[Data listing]
+ + + + +

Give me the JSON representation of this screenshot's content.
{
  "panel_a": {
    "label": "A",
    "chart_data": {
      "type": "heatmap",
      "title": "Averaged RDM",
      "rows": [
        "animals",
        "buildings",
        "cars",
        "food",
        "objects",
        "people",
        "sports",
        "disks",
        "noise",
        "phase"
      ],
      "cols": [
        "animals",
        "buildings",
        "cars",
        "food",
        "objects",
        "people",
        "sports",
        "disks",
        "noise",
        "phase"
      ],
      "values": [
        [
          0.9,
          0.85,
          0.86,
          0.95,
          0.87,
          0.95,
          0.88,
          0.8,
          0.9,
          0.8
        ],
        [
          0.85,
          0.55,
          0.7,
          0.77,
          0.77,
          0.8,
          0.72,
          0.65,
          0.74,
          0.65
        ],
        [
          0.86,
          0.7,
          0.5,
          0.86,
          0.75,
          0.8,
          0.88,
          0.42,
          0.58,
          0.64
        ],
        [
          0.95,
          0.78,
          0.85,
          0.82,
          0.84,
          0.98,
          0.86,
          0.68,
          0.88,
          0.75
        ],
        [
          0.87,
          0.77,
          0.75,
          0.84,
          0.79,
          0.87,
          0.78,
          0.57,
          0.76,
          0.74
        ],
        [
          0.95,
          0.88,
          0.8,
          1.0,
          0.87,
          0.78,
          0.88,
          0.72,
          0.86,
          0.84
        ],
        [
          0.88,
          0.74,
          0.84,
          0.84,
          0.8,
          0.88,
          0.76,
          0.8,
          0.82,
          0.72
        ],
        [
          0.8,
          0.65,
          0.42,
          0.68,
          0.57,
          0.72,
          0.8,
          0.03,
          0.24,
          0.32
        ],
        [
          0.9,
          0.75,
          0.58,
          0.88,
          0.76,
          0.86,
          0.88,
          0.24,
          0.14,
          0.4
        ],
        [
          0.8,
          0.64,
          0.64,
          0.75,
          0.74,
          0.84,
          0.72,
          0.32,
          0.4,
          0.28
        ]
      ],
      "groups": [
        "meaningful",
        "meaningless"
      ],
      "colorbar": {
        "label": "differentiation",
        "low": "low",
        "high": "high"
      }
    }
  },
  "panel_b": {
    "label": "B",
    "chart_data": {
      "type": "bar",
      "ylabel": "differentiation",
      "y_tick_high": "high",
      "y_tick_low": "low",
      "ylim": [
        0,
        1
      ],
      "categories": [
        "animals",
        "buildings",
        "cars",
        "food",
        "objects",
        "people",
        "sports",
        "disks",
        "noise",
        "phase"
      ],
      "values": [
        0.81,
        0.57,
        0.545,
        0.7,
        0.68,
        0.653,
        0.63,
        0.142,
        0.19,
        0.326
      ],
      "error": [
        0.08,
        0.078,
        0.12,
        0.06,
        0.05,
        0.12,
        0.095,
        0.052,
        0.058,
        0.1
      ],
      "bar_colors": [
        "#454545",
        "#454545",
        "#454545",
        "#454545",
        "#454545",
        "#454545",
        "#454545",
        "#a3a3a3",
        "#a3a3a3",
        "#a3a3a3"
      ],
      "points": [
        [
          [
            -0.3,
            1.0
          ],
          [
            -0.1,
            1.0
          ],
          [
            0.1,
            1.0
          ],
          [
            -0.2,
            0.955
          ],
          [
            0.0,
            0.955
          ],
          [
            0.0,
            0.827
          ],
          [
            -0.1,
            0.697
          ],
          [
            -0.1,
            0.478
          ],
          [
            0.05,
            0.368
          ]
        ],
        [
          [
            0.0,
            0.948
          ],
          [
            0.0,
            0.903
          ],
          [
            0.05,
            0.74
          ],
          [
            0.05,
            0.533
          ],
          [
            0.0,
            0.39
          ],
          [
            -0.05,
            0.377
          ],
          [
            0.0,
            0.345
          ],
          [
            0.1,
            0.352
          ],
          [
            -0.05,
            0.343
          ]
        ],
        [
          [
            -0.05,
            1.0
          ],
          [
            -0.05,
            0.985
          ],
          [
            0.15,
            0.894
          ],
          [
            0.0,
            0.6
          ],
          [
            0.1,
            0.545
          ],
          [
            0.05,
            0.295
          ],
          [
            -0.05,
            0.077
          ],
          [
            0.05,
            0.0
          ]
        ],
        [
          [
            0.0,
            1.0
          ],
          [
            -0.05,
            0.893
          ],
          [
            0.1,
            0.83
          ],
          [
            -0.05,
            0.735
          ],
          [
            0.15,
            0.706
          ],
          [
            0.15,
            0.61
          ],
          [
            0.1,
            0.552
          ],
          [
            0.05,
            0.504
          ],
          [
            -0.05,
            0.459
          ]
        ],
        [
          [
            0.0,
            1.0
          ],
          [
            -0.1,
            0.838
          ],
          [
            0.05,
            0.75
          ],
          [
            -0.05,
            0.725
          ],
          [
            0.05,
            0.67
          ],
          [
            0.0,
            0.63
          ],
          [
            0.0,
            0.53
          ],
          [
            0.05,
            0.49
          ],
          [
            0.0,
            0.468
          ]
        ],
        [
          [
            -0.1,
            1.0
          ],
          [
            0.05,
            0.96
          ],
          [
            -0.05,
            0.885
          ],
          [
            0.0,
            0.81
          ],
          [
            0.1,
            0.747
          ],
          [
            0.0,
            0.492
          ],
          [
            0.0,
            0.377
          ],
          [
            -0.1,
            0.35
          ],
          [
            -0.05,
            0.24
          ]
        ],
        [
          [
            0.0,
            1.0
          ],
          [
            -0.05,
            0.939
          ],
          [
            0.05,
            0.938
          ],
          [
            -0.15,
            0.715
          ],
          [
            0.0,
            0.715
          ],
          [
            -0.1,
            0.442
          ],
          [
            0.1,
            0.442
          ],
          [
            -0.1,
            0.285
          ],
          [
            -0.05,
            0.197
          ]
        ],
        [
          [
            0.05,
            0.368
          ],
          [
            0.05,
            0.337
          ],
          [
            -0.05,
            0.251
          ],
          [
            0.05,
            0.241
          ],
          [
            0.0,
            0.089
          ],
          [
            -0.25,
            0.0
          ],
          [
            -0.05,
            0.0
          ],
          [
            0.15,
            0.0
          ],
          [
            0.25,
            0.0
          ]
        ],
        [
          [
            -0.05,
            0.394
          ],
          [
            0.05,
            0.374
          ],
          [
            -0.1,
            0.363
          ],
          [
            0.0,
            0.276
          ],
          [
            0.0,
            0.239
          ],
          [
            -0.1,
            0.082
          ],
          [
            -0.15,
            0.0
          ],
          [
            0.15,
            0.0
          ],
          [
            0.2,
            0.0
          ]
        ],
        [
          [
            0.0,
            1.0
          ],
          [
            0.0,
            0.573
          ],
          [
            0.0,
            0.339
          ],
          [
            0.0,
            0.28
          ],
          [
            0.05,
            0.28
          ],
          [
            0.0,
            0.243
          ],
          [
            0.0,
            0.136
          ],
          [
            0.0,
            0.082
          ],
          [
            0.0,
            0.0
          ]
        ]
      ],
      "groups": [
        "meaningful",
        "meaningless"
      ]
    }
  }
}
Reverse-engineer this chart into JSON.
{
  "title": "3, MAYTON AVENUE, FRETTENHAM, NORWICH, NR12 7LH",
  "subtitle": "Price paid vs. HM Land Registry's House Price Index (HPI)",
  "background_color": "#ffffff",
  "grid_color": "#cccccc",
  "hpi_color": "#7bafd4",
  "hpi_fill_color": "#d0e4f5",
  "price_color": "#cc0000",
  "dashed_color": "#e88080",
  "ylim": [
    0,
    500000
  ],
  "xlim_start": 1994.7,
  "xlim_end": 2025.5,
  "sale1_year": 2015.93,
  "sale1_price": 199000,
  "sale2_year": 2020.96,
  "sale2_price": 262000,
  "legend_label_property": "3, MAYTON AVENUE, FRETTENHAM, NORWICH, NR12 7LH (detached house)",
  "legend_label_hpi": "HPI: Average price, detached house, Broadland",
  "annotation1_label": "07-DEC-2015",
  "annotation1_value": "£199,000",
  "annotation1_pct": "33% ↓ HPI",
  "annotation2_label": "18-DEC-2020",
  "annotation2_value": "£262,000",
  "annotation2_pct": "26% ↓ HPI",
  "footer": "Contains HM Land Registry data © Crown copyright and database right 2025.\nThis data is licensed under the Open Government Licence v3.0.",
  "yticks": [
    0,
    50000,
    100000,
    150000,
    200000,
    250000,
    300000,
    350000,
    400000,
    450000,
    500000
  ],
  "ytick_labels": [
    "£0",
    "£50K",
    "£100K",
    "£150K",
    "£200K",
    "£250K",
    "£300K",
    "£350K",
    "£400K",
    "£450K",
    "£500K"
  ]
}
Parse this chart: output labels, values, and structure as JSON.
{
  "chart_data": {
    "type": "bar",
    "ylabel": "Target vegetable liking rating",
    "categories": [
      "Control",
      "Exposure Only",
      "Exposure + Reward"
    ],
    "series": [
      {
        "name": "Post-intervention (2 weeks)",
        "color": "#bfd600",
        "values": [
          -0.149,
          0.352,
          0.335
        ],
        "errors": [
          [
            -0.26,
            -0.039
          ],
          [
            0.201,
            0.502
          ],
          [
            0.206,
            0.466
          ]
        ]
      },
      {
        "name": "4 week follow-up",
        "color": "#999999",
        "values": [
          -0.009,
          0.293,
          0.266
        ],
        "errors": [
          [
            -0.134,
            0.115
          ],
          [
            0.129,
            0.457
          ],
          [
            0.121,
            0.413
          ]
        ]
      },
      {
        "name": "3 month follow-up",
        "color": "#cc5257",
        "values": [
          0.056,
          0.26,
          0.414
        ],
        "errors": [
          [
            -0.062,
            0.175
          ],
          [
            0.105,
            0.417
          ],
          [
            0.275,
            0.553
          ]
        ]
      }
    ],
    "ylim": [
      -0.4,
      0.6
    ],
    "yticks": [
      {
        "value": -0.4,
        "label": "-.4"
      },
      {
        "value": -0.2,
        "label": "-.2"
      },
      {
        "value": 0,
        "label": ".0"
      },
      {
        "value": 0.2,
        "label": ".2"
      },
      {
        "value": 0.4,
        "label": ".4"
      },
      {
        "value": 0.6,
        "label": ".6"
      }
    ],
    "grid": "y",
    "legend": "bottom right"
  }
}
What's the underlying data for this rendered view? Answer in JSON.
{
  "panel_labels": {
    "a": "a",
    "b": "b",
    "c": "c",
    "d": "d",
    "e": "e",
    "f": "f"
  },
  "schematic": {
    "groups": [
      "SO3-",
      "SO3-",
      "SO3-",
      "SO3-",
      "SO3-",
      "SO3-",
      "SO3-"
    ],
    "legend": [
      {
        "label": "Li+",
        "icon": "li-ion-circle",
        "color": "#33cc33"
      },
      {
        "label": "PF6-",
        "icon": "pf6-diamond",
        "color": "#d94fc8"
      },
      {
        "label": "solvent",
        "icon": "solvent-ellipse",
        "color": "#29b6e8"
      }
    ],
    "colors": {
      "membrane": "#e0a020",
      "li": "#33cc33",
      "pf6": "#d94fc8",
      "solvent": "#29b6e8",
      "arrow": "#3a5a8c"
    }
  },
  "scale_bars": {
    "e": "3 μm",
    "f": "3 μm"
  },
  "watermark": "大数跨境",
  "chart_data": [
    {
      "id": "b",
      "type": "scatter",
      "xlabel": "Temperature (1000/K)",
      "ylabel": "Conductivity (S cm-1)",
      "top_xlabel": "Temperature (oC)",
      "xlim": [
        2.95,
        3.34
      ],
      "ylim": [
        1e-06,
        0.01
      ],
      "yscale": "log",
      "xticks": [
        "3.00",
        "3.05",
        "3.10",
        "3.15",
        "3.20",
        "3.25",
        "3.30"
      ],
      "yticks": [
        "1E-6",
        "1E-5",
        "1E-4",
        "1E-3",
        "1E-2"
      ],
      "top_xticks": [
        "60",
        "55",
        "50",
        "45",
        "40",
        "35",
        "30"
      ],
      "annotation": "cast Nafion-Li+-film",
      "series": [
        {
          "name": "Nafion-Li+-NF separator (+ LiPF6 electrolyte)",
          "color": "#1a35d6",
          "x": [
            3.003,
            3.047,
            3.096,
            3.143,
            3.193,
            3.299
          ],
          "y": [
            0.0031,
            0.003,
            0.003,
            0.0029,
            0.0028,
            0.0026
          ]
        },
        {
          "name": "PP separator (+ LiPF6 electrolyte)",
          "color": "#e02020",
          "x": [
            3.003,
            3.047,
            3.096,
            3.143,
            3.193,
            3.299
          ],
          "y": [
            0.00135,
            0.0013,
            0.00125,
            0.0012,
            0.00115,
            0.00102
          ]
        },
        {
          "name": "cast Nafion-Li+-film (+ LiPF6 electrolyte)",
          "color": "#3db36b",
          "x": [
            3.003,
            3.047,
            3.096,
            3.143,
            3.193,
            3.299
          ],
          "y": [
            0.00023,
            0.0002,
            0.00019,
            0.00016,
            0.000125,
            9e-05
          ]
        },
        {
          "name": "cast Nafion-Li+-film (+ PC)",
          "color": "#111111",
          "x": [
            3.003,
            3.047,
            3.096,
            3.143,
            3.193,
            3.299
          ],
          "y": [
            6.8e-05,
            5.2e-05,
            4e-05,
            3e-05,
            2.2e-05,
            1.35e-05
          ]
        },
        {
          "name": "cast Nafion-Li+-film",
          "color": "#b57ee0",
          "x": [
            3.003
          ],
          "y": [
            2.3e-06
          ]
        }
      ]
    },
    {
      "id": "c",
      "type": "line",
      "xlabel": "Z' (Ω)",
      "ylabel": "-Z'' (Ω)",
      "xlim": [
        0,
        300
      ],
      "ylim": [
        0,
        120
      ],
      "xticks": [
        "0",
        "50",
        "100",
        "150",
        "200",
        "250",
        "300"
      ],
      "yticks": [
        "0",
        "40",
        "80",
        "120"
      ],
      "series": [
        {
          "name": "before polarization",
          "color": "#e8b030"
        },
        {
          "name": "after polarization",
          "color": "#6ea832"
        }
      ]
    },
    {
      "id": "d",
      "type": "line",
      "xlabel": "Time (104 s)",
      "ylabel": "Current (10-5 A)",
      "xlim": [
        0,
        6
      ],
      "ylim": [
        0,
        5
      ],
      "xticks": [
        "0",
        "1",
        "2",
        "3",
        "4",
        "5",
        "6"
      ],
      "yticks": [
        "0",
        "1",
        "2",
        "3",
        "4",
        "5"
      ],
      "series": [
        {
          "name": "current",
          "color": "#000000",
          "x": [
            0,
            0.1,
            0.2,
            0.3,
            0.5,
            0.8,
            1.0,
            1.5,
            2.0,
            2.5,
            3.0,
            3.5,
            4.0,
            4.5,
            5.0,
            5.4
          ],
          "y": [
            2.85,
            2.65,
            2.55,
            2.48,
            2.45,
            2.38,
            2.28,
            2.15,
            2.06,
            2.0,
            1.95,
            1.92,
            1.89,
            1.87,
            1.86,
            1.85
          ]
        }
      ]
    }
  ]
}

+ + + + +

What this task involves
Where a line holds "NORWICH", copy that line.

Written reply
  "title": "3, MAYTON AVENUE, FRETTENHAM, NORWICH, NR12 7LH",
  "legend_label_property": "3, MAYTON AVENUE, FRETTENHAM, NORWICH, NR12 7LH (detached house)",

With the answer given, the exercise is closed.